DATA TO USE:
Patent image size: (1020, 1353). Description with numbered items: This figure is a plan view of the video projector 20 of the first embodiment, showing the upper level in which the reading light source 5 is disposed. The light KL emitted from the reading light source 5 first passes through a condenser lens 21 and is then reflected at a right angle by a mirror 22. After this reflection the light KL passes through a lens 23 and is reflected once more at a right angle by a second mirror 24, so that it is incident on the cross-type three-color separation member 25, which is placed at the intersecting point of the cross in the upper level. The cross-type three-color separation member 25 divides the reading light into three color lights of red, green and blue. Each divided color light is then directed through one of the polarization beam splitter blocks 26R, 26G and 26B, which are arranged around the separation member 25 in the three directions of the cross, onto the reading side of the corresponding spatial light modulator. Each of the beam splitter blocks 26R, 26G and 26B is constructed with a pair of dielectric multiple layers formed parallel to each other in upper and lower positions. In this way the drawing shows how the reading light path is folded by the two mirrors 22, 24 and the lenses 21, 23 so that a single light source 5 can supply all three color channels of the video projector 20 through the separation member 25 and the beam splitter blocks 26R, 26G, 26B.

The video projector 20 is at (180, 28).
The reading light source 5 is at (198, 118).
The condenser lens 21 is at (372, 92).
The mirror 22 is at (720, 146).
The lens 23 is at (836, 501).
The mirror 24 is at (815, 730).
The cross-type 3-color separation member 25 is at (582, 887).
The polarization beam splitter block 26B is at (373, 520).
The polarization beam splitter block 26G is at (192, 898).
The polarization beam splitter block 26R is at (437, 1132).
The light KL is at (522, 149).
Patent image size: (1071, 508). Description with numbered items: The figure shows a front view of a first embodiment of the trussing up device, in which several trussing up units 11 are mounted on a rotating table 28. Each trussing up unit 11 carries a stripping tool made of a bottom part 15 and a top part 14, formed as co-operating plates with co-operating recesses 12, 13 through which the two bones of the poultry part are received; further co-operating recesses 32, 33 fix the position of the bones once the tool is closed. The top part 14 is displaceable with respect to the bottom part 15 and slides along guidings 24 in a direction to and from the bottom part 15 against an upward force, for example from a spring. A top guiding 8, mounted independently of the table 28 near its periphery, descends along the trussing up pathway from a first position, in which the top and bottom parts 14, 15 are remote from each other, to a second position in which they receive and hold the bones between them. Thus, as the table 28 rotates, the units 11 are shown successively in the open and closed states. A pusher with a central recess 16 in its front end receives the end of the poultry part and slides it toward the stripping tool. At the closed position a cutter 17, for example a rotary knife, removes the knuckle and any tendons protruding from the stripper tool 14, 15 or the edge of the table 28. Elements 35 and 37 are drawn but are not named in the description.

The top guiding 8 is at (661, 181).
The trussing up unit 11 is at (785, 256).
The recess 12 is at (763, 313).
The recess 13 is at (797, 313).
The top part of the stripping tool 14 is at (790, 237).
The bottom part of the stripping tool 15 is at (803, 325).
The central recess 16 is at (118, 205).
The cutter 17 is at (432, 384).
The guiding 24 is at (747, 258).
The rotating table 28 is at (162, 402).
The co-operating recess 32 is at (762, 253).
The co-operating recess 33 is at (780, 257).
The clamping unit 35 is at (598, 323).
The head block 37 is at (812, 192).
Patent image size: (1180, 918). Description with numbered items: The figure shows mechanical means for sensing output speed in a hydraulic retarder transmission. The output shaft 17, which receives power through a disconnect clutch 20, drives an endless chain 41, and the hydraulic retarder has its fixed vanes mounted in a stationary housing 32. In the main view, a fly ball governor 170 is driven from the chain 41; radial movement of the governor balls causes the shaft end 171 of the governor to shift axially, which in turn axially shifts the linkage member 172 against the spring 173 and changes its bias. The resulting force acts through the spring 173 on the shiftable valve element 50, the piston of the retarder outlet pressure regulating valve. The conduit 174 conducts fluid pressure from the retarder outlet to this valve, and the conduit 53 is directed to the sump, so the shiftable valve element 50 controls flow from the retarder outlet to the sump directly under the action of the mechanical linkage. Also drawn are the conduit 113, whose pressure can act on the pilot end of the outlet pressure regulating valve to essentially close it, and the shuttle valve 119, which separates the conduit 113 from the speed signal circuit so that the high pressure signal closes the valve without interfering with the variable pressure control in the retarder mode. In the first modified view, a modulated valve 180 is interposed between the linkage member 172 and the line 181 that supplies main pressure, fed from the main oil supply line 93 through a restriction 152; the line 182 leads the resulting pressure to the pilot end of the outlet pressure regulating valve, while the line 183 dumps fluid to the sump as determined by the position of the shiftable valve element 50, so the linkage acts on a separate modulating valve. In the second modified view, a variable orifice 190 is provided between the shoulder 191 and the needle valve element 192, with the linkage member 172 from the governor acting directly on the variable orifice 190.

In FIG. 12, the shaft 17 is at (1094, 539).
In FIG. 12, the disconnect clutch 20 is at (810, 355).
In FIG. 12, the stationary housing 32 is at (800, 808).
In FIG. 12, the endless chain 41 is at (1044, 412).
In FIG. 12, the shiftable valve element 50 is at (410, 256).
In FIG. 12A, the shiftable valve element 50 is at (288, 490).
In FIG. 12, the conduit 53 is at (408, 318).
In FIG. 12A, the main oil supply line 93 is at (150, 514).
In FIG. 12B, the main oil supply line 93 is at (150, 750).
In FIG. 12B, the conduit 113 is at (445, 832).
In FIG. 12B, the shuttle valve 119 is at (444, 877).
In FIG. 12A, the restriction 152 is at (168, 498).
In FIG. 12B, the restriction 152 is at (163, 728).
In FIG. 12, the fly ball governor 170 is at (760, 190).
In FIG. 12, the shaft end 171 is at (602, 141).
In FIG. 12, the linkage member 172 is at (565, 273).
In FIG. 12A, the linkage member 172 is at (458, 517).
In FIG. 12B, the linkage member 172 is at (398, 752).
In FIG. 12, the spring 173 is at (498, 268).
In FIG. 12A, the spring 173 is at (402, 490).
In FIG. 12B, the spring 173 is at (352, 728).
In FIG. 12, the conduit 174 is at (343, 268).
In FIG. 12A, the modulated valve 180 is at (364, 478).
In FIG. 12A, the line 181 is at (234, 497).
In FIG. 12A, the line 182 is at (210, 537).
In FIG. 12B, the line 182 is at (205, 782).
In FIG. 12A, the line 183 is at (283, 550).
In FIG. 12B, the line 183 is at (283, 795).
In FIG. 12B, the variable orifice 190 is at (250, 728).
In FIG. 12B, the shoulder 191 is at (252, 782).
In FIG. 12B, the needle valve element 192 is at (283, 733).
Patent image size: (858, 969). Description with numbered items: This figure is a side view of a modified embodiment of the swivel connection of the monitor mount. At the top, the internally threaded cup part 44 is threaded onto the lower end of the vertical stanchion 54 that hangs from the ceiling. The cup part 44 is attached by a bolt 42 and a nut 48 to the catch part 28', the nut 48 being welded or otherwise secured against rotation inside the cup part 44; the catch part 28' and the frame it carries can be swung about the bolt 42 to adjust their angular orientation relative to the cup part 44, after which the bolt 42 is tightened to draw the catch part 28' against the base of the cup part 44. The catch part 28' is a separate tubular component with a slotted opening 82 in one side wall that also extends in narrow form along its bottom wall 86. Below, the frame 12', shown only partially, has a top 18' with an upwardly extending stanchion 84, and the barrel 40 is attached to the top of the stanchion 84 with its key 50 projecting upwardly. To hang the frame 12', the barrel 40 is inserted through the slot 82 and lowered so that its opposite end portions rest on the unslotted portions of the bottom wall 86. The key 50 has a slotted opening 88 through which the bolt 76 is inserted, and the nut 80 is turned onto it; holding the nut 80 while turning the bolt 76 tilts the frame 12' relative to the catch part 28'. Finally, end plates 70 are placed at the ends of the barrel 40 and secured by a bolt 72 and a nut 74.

AIM OF THE TASK: Retype every one of the rows above exactly as they appear.

ANSWER TO THIS TASK:
Patent image size: (1020, 1353). Description with numbered items: This figure is a plan view of the video projector 20 of the first embodiment, showing the upper level in which the reading light source 5 is disposed. The light KL emitted from the reading light source 5 first passes through a condenser lens 21 and is then reflected at a right angle by a mirror 22. After this reflection the light KL passes through a lens 23 and is reflected once more at a right angle by a second mirror 24, so that it is incident on the cross-type three-color separation member 25, which is placed at the intersecting point of the cross in the upper level. The cross-type three-color separation member 25 divides the reading light into three color lights of red, green and blue. Each divided color light is then directed through one of the polarization beam splitter blocks 26R, 26G and 26B, which are arranged around the separation member 25 in the three directions of the cross, onto the reading side of the corresponding spatial light modulator. Each of the beam splitter blocks 26R, 26G and 26B is constructed with a pair of dielectric multiple layers formed parallel to each other in upper and lower positions. In this way the drawing shows how the reading light path is folded by the two mirrors 22, 24 and the lenses 21, 23 so that a single light source 5 can supply all three color channels of the video projector 20 through the separation member 25 and the beam splitter blocks 26R, 26G, 26B.

The video projector 20 is at (180, 28).
The reading light source 5 is at (198, 118).
The condenser lens 21 is at (372, 92).
The mirror 22 is at (720, 146).
The lens 23 is at (836, 501).
The mirror 24 is at (815, 730).
The cross-type 3-color separation member 25 is at (582, 887).
The polarization beam splitter block 26B is at (373, 520).
The polarization beam splitter block 26G is at (192, 898).
The polarization beam splitter block 26R is at (437, 1132).
The light KL is at (522, 149).
Patent image size: (1071, 508). Description with numbered items: The figure shows a front view of a first embodiment of the trussing up device, in which several trussing up units 11 are mounted on a rotating table 28. Each trussing up unit 11 carries a stripping tool made of a bottom part 15 and a top part 14, formed as co-operating plates with co-operating recesses 12, 13 through which the two bones of the poultry part are received; further co-operating recesses 32, 33 fix the position of the bones once the tool is closed. The top part 14 is displaceable with respect to the bottom part 15 and slides along guidings 24 in a direction to and from the bottom part 15 against an upward force, for example from a spring. A top guiding 8, mounted independently of the table 28 near its periphery, descends along the trussing up pathway from a first position, in which the top and bottom parts 14, 15 are remote from each other, to a second position in which they receive and hold the bones between them. Thus, as the table 28 rotates, the units 11 are shown successively in the open and closed states. A pusher with a central recess 16 in its front end receives the end of the poultry part and slides it toward the stripping tool. At the closed position a cutter 17, for example a rotary knife, removes the knuckle and any tendons protruding from the stripper tool 14, 15 or the edge of the table 28. Elements 35 and 37 are drawn but are not named in the description.

The top guiding 8 is at (661, 181).
The trussing up unit 11 is at (785, 256).
The recess 12 is at (763, 313).
The recess 13 is at (797, 313).
The top part of the stripping tool 14 is at (790, 237).
The bottom part of the stripping tool 15 is at (803, 325).
The central recess 16 is at (118, 205).
The cutter 17 is at (432, 384).
The guiding 24 is at (747, 258).
The rotating table 28 is at (162, 402).
The co-operating recess 32 is at (762, 253).
The co-operating recess 33 is at (780, 257).
The clamping unit 35 is at (598, 323).
The head block 37 is at (812, 192).
Patent image size: (1180, 918). Description with numbered items: The figure shows mechanical means for sensing output speed in a hydraulic retarder transmission. The output shaft 17, which receives power through a disconnect clutch 20, drives an endless chain 41, and the hydraulic retarder has its fixed vanes mounted in a stationary housing 32. In the main view, a fly ball governor 170 is driven from the chain 41; radial movement of the governor balls causes the shaft end 171 of the governor to shift axially, which in turn axially shifts the linkage member 172 against the spring 173 and changes its bias. The resulting force acts through the spring 173 on the shiftable valve element 50, the piston of the retarder outlet pressure regulating valve. The conduit 174 conducts fluid pressure from the retarder outlet to this valve, and the conduit 53 is directed to the sump, so the shiftable valve element 50 controls flow from the retarder outlet to the sump directly under the action of the mechanical linkage. Also drawn are the conduit 113, whose pressure can act on the pilot end of the outlet pressure regulating valve to essentially close it, and the shuttle valve 119, which separates the conduit 113 from the speed signal circuit so that the high pressure signal closes the valve without interfering with the variable pressure control in the retarder mode. In the first modified view, a modulated valve 180 is interposed between the linkage member 172 and the line 181 that supplies main pressure, fed from the main oil supply line 93 through a restriction 152; the line 182 leads the resulting pressure to the pilot end of the outlet pressure regulating valve, while the line 183 dumps fluid to the sump as determined by the position of the shiftable valve element 50, so the linkage acts on a separate modulating valve. In the second modified view, a variable orifice 190 is provided between the shoulder 191 and the needle valve element 192, with the linkage member 172 from the governor acting directly on the variable orifice 190.

In FIG. 12, the shaft 17 is at (1094, 539).
In FIG. 12, the disconnect clutch 20 is at (810, 355).
In FIG. 12, the stationary housing 32 is at (800, 808).
In FIG. 12, the endless chain 41 is at (1044, 412).
In FIG. 12, the shiftable valve element 50 is at (410, 256).
In FIG. 12A, the shiftable valve element 50 is at (288, 490).
In FIG. 12, the conduit 53 is at (408, 318).
In FIG. 12A, the main oil supply line 93 is at (150, 514).
In FIG. 12B, the main oil supply line 93 is at (150, 750).
In FIG. 12B, the conduit 113 is at (445, 832).
In FIG. 12B, the shuttle valve 119 is at (444, 877).
In FIG. 12A, the restriction 152 is at (168, 498).
In FIG. 12B, the restriction 152 is at (163, 728).
In FIG. 12, the fly ball governor 170 is at (760, 190).
In FIG. 12, the shaft end 171 is at (602, 141).
In FIG. 12, the linkage member 172 is at (565, 273).
In FIG. 12A, the linkage member 172 is at (458, 517).
In FIG. 12B, the linkage member 172 is at (398, 752).
In FIG. 12, the spring 173 is at (498, 268).
In FIG. 12A, the spring 173 is at (402, 490).
In FIG. 12B, the spring 173 is at (352, 728).
In FIG. 12, the conduit 174 is at (343, 268).
In FIG. 12A, the modulated valve 180 is at (364, 478).
In FIG. 12A, the line 181 is at (234, 497).
In FIG. 12A, the line 182 is at (210, 537).
In FIG. 12B, the line 182 is at (205, 782).
In FIG. 12A, the line 183 is at (283, 550).
In FIG. 12B, the line 183 is at (283, 795).
In FIG. 12B, the variable orifice 190 is at (250, 728).
In FIG. 12B, the shoulder 191 is at (252, 782).
In FIG. 12B, the needle valve element 192 is at (283, 733).
Patent image size: (858, 969). Description with numbered items: This figure is a side view of a modified embodiment of the swivel connection of the monitor mount. At the top, the internally threaded cup part 44 is threaded onto the lower end of the vertical stanchion 54 that hangs from the ceiling. The cup part 44 is attached by a bolt 42 and a nut 48 to the catch part 28', the nut 48 being welded or otherwise secured against rotation inside the cup part 44; the catch part 28' and the frame it carries can be swung about the bolt 42 to adjust their angular orientation relative to the cup part 44, after which the bolt 42 is tightened to draw the catch part 28' against the base of the cup part 44. The catch part 28' is a separate tubular component with a slotted opening 82 in one side wall that also extends in narrow form along its bottom wall 86. Below, the frame 12', shown only partially, has a top 18' with an upwardly extending stanchion 84, and the barrel 40 is attached to the top of the stanchion 84 with its key 50 projecting upwardly. To hang the frame 12', the barrel 40 is inserted through the slot 82 and lowered so that its opposite end portions rest on the unslotted portions of the bottom wall 86. The key 50 has a slotted opening 88 through which the bolt 76 is inserted, and the nut 80 is turned onto it; holding the nut 80 while turning the bolt 76 tilts the frame 12' relative to the catch part 28'. Finally, end plates 70 are placed at the ends of the barrel 40 and secured by a bolt 72 and a nut 74.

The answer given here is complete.